WHAT IS ASKED >>
Write out every record below exactly as it appears.

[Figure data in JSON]
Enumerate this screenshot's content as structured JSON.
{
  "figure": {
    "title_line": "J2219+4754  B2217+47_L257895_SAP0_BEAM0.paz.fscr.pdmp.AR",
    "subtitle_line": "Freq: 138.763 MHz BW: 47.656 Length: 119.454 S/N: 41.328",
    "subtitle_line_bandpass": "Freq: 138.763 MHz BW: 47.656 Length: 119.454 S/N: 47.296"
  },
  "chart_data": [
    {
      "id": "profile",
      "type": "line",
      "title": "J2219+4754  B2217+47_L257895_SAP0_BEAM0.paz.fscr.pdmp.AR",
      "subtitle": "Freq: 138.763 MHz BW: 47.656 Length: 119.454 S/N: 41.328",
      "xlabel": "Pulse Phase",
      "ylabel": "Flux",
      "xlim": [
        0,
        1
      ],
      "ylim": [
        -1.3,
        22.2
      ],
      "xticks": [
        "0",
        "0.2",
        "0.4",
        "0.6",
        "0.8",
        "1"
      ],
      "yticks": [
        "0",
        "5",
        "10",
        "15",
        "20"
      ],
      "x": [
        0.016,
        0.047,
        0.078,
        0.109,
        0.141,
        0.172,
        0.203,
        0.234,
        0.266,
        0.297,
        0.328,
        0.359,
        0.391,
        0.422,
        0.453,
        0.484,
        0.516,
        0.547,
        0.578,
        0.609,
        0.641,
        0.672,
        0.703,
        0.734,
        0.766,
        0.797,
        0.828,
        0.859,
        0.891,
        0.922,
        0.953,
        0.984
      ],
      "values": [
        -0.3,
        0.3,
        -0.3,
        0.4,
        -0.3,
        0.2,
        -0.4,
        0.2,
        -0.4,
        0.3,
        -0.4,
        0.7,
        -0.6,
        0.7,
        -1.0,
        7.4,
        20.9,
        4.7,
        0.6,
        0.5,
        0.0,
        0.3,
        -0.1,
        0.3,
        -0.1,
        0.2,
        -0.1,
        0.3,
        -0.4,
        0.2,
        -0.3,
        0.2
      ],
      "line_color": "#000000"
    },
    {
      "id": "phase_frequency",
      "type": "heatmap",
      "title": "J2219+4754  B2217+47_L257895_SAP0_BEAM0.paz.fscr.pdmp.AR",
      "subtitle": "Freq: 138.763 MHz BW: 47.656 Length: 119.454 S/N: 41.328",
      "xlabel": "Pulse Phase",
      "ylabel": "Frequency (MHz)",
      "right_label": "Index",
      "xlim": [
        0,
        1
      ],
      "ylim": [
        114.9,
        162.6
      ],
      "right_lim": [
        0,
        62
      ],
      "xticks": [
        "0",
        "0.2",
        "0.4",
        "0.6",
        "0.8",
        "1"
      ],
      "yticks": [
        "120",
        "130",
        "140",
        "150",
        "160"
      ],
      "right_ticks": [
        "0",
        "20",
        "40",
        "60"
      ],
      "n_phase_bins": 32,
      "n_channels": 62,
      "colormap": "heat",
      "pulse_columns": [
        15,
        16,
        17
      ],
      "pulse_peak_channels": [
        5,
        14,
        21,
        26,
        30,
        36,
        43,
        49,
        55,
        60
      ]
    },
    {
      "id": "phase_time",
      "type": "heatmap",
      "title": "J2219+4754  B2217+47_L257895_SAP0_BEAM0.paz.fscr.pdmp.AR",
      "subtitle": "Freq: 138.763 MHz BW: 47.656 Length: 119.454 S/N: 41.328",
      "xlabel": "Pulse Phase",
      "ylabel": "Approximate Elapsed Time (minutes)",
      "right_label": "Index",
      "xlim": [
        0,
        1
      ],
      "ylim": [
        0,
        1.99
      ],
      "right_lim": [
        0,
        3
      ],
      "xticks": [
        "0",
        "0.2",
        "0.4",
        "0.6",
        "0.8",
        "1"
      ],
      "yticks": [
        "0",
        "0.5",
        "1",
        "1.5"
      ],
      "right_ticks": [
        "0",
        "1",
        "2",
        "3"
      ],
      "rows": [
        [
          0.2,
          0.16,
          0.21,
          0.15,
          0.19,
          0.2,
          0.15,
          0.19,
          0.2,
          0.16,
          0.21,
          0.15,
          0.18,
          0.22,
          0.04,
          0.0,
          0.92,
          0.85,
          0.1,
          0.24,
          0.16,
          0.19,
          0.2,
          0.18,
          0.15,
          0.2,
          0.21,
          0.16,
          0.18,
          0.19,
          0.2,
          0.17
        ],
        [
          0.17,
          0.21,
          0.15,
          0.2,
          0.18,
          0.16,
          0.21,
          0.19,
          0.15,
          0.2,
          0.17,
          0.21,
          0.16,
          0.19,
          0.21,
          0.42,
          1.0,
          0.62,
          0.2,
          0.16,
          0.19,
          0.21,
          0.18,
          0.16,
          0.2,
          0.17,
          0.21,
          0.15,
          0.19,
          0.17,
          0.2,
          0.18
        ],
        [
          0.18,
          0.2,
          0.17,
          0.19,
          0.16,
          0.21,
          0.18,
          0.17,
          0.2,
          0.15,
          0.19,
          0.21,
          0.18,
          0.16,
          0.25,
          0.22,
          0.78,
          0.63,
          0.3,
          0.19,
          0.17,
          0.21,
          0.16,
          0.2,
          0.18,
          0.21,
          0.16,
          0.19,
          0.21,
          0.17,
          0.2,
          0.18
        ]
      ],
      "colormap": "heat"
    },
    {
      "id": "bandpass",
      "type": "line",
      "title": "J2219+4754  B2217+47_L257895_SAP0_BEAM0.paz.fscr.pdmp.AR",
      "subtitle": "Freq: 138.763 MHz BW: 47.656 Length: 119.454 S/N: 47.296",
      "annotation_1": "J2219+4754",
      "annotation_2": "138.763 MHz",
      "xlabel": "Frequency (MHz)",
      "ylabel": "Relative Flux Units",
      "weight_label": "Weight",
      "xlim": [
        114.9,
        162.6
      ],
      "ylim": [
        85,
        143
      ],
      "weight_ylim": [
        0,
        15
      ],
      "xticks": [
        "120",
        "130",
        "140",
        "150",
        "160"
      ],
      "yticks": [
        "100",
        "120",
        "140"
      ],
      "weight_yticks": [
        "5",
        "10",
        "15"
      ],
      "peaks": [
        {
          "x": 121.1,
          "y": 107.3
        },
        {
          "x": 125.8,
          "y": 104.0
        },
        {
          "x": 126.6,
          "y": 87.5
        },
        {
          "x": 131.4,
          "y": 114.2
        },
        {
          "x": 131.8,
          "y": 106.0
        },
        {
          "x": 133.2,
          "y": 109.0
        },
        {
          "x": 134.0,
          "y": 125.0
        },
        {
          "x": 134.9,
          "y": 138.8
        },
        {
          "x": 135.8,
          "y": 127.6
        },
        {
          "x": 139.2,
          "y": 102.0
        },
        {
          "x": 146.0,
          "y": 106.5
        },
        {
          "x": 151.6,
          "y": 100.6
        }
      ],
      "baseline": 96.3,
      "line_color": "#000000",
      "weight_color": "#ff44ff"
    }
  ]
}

IN RESPONSE >>
Enumerate this screenshot's content as structured JSON.
{
  "figure": {
    "title_line": "J2219+4754  B2217+47_L257895_SAP0_BEAM0.paz.fscr.pdmp.AR",
    "subtitle_line": "Freq: 138.763 MHz BW: 47.656 Length: 119.454 S/N: 41.328",
    "subtitle_line_bandpass": "Freq: 138.763 MHz BW: 47.656 Length: 119.454 S/N: 47.296"
  },
  "chart_data": [
    {
      "id": "profile",
      "type": "line",
      "title": "J2219+4754  B2217+47_L257895_SAP0_BEAM0.paz.fscr.pdmp.AR",
      "subtitle": "Freq: 138.763 MHz BW: 47.656 Length: 119.454 S/N: 41.328",
      "xlabel": "Pulse Phase",
      "ylabel": "Flux",
      "xlim": [
        0,
        1
      ],
      "ylim": [
        -1.3,
        22.2
      ],
      "xticks": [
        "0",
        "0.2",
        "0.4",
        "0.6",
        "0.8",
        "1"
      ],
      "yticks": [
        "0",
        "5",
        "10",
        "15",
        "20"
      ],
      "x": [
        0.016,
        0.047,
        0.078,
        0.109,
        0.141,
        0.172,
        0.203,
        0.234,
        0.266,
        0.297,
        0.328,
        0.359,
        0.391,
        0.422,
        0.453,
        0.484,
        0.516,
        0.547,
        0.578,
        0.609,
        0.641,
        0.672,
        0.703,
        0.734,
        0.766,
        0.797,
        0.828,
        0.859,
        0.891,
        0.922,
        0.953,
        0.984
      ],
      "values": [
        -0.3,
        0.3,
        -0.3,
        0.4,
        -0.3,
        0.2,
        -0.4,
        0.2,
        -0.4,
        0.3,
        -0.4,
        0.7,
        -0.6,
        0.7,
        -1.0,
        7.4,
        20.9,
        4.7,
        0.6,
        0.5,
        0.0,
        0.3,
        -0.1,
        0.3,
        -0.1,
        0.2,
        -0.1,
        0.3,
        -0.4,
        0.2,
        -0.3,
        0.2
      ],
      "line_color": "#000000"
    },
    {
      "id": "phase_frequency",
      "type": "heatmap",
      "title": "J2219+4754  B2217+47_L257895_SAP0_BEAM0.paz.fscr.pdmp.AR",
      "subtitle": "Freq: 138.763 MHz BW: 47.656 Length: 119.454 S/N: 41.328",
      "xlabel": "Pulse Phase",
      "ylabel": "Frequency (MHz)",
      "right_label": "Index",
      "xlim": [
        0,
        1
      ],
      "ylim": [
        114.9,
        162.6
      ],
      "right_lim": [
        0,
        62
      ],
      "xticks": [
        "0",
        "0.2",
        "0.4",
        "0.6",
        "0.8",
        "1"
      ],
      "yticks": [
        "120",
        "130",
        "140",
        "150",
        "160"
      ],
      "right_ticks": [
        "0",
        "20",
        "40",
        "60"
      ],
      "n_phase_bins": 32,
      "n_channels": 62,
      "colormap": "heat",
      "pulse_columns": [
        15,
        16,
        17
      ],
      "pulse_peak_channels": [
        5,
        14,
        21,
        26,
        30,
        36,
        43,
        49,
        55,
        60
      ]
    },
    {
      "id": "phase_time",
      "type": "heatmap",
      "title": "J2219+4754  B2217+47_L257895_SAP0_BEAM0.paz.fscr.pdmp.AR",
      "subtitle": "Freq: 138.763 MHz BW: 47.656 Length: 119.454 S/N: 41.328",
      "xlabel": "Pulse Phase",
      "ylabel": "Approximate Elapsed Time (minutes)",
      "right_label": "Index",
      "xlim": [
        0,
        1
      ],
      "ylim": [
        0,
        1.99
      ],
      "right_lim": [
        0,
        3
      ],
      "xticks": [
        "0",
        "0.2",
        "0.4",
        "0.6",
        "0.8",
        "1"
      ],
      "yticks": [
        "0",
        "0.5",
        "1",
        "1.5"
      ],
      "right_ticks": [
        "0",
        "1",
        "2",
        "3"
      ],
      "rows": [
        [
          0.2,
          0.16,
          0.21,
          0.15,
          0.19,
          0.2,
          0.15,
          0.19,
          0.2,
          0.16,
          0.21,
          0.15,
          0.18,
          0.22,
          0.04,
          0.0,
          0.92,
          0.85,
          0.1,
          0.24,
          0.16,
          0.19,
          0.2,
          0.18,
          0.15,
          0.2,
          0.21,
          0.16,
          0.18,
          0.19,
          0.2,
          0.17
        ],
        [
          0.17,
          0.21,
          0.15,
          0.2,
          0.18,
          0.16,
          0.21,
          0.19,
          0.15,
          0.2,
          0.17,
          0.21,
          0.16,
          0.19,
          0.21,
          0.42,
          1.0,
          0.62,
          0.2,
          0.16,
          0.19,
          0.21,
          0.18,
          0.16,
          0.2,
          0.17,
          0.21,
          0.15,
          0.19,
          0.17,
          0.2,
          0.18
        ],
        [
          0.18,
          0.2,
          0.17,
          0.19,
          0.16,
          0.21,
          0.18,
          0.17,
          0.2,
          0.15,
          0.19,
          0.21,
          0.18,
          0.16,
          0.25,
          0.22,
          0.78,
          0.63,
          0.3,
          0.19,
          0.17,
          0.21,
          0.16,
          0.2,
          0.18,
          0.21,
          0.16,
          0.19,
          0.21,
          0.17,
          0.2,
          0.18
        ]
      ],
      "colormap": "heat"
    },
    {
      "id": "bandpass",
      "type": "line",
      "title": "J2219+4754  B2217+47_L257895_SAP0_BEAM0.paz.fscr.pdmp.AR",
      "subtitle": "Freq: 138.763 MHz BW: 47.656 Length: 119.454 S/N: 47.296",
      "annotation_1": "J2219+4754",
      "annotation_2": "138.763 MHz",
      "xlabel": "Frequency (MHz)",
      "ylabel": "Relative Flux Units",
      "weight_label": "Weight",
      "xlim": [
        114.9,
        162.6
      ],
      "ylim": [
        85,
        143
      ],
      "weight_ylim": [
        0,
        15
      ],
      "xticks": [
        "120",
        "130",
        "140",
        "150",
        "160"
      ],
      "yticks": [
        "100",
        "120",
        "140"
      ],
      "weight_yticks": [
        "5",
        "10",
        "15"
      ],
      "peaks": [
        {
          "x": 121.1,
          "y": 107.3
        },
        {
          "x": 125.8,
          "y": 104.0
        },
        {
          "x": 126.6,
          "y": 87.5
        },
        {
          "x": 131.4,
          "y": 114.2
        },
        {
          "x": 131.8,
          "y": 106.0
        },
        {
          "x": 133.2,
          "y": 109.0
        },
        {
          "x": 134.0,
          "y": 125.0
        },
        {
          "x": 134.9,
          "y": 138.8
        },
        {
          "x": 135.8,
          "y": 127.6
        },
        {
          "x": 139.2,
          "y": 102.0
        },
        {
          "x": 146.0,
          "y": 106.5
        },
        {
          "x": 151.6,
          "y": 100.6
        }
      ],
      "baseline": 96.3,
      "line_color": "#000000",
      "weight_color": "#ff44ff"
    }
  ]
}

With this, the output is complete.